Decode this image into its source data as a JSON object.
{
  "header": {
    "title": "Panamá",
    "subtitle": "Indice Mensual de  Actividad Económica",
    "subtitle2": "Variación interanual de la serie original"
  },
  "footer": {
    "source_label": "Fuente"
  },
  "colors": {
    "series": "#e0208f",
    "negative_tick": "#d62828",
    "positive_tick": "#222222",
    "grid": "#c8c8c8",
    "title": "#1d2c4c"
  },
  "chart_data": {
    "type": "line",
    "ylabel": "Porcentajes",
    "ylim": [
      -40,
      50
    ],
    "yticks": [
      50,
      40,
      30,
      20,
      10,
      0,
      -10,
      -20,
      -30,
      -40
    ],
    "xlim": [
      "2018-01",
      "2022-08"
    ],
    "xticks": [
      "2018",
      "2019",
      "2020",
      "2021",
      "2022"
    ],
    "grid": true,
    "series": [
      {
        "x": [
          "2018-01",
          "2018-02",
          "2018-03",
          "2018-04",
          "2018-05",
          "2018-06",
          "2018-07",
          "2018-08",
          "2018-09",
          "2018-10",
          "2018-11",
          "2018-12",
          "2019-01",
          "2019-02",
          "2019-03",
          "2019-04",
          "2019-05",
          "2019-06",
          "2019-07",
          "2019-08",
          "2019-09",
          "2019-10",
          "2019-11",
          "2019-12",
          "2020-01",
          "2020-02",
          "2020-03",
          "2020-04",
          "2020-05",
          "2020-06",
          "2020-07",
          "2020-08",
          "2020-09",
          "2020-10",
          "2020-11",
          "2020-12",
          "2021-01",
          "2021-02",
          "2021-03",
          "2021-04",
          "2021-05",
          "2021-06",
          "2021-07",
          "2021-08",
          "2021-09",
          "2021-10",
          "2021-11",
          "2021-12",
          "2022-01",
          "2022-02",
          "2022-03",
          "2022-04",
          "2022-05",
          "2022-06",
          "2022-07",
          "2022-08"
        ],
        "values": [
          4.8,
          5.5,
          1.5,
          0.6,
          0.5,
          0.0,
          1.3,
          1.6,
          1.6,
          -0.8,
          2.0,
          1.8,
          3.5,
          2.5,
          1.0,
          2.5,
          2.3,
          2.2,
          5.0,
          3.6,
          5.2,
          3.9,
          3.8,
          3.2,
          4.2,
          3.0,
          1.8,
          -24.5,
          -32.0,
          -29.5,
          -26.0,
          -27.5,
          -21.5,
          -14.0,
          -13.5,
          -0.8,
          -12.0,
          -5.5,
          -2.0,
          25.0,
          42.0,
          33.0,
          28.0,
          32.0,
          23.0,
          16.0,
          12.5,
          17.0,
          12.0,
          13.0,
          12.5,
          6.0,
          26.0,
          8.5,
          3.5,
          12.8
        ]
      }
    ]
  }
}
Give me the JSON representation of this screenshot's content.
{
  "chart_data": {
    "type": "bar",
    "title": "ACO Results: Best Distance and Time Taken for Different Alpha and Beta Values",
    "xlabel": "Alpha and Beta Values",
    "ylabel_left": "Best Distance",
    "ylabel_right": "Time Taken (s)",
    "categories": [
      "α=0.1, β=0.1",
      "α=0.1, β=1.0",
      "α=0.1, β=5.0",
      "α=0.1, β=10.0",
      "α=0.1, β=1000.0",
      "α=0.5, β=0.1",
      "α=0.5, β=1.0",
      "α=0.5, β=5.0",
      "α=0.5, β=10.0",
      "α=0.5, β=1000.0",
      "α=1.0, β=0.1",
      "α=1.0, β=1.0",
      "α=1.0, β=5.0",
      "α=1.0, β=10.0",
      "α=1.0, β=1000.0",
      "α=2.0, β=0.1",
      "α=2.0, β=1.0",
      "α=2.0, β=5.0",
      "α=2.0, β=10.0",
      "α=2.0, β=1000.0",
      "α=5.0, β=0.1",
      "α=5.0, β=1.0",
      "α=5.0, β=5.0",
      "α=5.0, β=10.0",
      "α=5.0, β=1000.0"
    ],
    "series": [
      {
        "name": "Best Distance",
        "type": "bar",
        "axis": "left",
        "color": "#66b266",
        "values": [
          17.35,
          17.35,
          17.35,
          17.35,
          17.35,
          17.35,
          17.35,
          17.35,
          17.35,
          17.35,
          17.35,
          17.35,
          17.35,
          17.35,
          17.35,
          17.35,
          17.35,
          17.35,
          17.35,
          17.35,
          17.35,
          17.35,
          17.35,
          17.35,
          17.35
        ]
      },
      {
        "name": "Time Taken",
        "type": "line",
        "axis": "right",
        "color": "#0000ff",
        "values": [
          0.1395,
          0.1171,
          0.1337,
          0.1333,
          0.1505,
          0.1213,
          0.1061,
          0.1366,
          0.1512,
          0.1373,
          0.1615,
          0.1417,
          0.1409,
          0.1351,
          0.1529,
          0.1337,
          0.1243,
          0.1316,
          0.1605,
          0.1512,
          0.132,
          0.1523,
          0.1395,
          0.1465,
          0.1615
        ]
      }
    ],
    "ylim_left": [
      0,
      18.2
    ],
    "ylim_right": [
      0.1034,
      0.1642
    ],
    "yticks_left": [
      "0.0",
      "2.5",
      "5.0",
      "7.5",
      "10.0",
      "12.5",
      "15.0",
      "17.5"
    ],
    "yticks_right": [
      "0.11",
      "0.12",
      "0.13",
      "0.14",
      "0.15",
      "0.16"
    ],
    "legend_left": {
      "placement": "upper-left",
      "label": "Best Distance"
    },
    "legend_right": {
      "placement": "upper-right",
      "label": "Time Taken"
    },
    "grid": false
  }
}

### To do
Set down all of the entries exactly, please.

### Task result
Decode this image into its source data as a JSON object.
{
  "header": {
    "title": "Panamá",
    "subtitle": "Indice Mensual de  Actividad Económica",
    "subtitle2": "Variación interanual de la serie original"
  },
  "footer": {
    "source_label": "Fuente"
  },
  "colors": {
    "series": "#e0208f",
    "negative_tick": "#d62828",
    "positive_tick": "#222222",
    "grid": "#c8c8c8",
    "title": "#1d2c4c"
  },
  "chart_data": {
    "type": "line",
    "ylabel": "Porcentajes",
    "ylim": [
      -40,
      50
    ],
    "yticks": [
      50,
      40,
      30,
      20,
      10,
      0,
      -10,
      -20,
      -30,
      -40
    ],
    "xlim": [
      "2018-01",
      "2022-08"
    ],
    "xticks": [
      "2018",
      "2019",
      "2020",
      "2021",
      "2022"
    ],
    "grid": true,
    "series": [
      {
        "x": [
          "2018-01",
          "2018-02",
          "2018-03",
          "2018-04",
          "2018-05",
          "2018-06",
          "2018-07",
          "2018-08",
          "2018-09",
          "2018-10",
          "2018-11",
          "2018-12",
          "2019-01",
          "2019-02",
          "2019-03",
          "2019-04",
          "2019-05",
          "2019-06",
          "2019-07",
          "2019-08",
          "2019-09",
          "2019-10",
          "2019-11",
          "2019-12",
          "2020-01",
          "2020-02",
          "2020-03",
          "2020-04",
          "2020-05",
          "2020-06",
          "2020-07",
          "2020-08",
          "2020-09",
          "2020-10",
          "2020-11",
          "2020-12",
          "2021-01",
          "2021-02",
          "2021-03",
          "2021-04",
          "2021-05",
          "2021-06",
          "2021-07",
          "2021-08",
          "2021-09",
          "2021-10",
          "2021-11",
          "2021-12",
          "2022-01",
          "2022-02",
          "2022-03",
          "2022-04",
          "2022-05",
          "2022-06",
          "2022-07",
          "2022-08"
        ],
        "values": [
          4.8,
          5.5,
          1.5,
          0.6,
          0.5,
          0.0,
          1.3,
          1.6,
          1.6,
          -0.8,
          2.0,
          1.8,
          3.5,
          2.5,
          1.0,
          2.5,
          2.3,
          2.2,
          5.0,
          3.6,
          5.2,
          3.9,
          3.8,
          3.2,
          4.2,
          3.0,
          1.8,
          -24.5,
          -32.0,
          -29.5,
          -26.0,
          -27.5,
          -21.5,
          -14.0,
          -13.5,
          -0.8,
          -12.0,
          -5.5,
          -2.0,
          25.0,
          42.0,
          33.0,
          28.0,
          32.0,
          23.0,
          16.0,
          12.5,
          17.0,
          12.0,
          13.0,
          12.5,
          6.0,
          26.0,
          8.5,
          3.5,
          12.8
        ]
      }
    ]
  }
}
Give me the JSON representation of this screenshot's content.
{
  "chart_data": {
    "type": "bar",
    "title": "ACO Results: Best Distance and Time Taken for Different Alpha and Beta Values",
    "xlabel": "Alpha and Beta Values",
    "ylabel_left": "Best Distance",
    "ylabel_right": "Time Taken (s)",
    "categories": [
      "α=0.1, β=0.1",
      "α=0.1, β=1.0",
      "α=0.1, β=5.0",
      "α=0.1, β=10.0",
      "α=0.1, β=1000.0",
      "α=0.5, β=0.1",
      "α=0.5, β=1.0",
      "α=0.5, β=5.0",
      "α=0.5, β=10.0",
      "α=0.5, β=1000.0",
      "α=1.0, β=0.1",
      "α=1.0, β=1.0",
      "α=1.0, β=5.0",
      "α=1.0, β=10.0",
      "α=1.0, β=1000.0",
      "α=2.0, β=0.1",
      "α=2.0, β=1.0",
      "α=2.0, β=5.0",
      "α=2.0, β=10.0",
      "α=2.0, β=1000.0",
      "α=5.0, β=0.1",
      "α=5.0, β=1.0",
      "α=5.0, β=5.0",
      "α=5.0, β=10.0",
      "α=5.0, β=1000.0"
    ],
    "series": [
      {
        "name": "Best Distance",
        "type": "bar",
        "axis": "left",
        "color": "#66b266",
        "values": [
          17.35,
          17.35,
          17.35,
          17.35,
          17.35,
          17.35,
          17.35,
          17.35,
          17.35,
          17.35,
          17.35,
          17.35,
          17.35,
          17.35,
          17.35,
          17.35,
          17.35,
          17.35,
          17.35,
          17.35,
          17.35,
          17.35,
          17.35,
          17.35,
          17.35
        ]
      },
      {
        "name": "Time Taken",
        "type": "line",
        "axis": "right",
        "color": "#0000ff",
        "values": [
          0.1395,
          0.1171,
          0.1337,
          0.1333,
          0.1505,
          0.1213,
          0.1061,
          0.1366,
          0.1512,
          0.1373,
          0.1615,
          0.1417,
          0.1409,
          0.1351,
          0.1529,
          0.1337,
          0.1243,
          0.1316,
          0.1605,
          0.1512,
          0.132,
          0.1523,
          0.1395,
          0.1465,
          0.1615
        ]
      }
    ],
    "ylim_left": [
      0,
      18.2
    ],
    "ylim_right": [
      0.1034,
      0.1642
    ],
    "yticks_left": [
      "0.0",
      "2.5",
      "5.0",
      "7.5",
      "10.0",
      "12.5",
      "15.0",
      "17.5"
    ],
    "yticks_right": [
      "0.11",
      "0.12",
      "0.13",
      "0.14",
      "0.15",
      "0.16"
    ],
    "legend_left": {
      "placement": "upper-left",
      "label": "Best Distance"
    },
    "legend_right": {
      "placement": "upper-right",
      "label": "Time Taken"
    },
    "grid": false
  }
}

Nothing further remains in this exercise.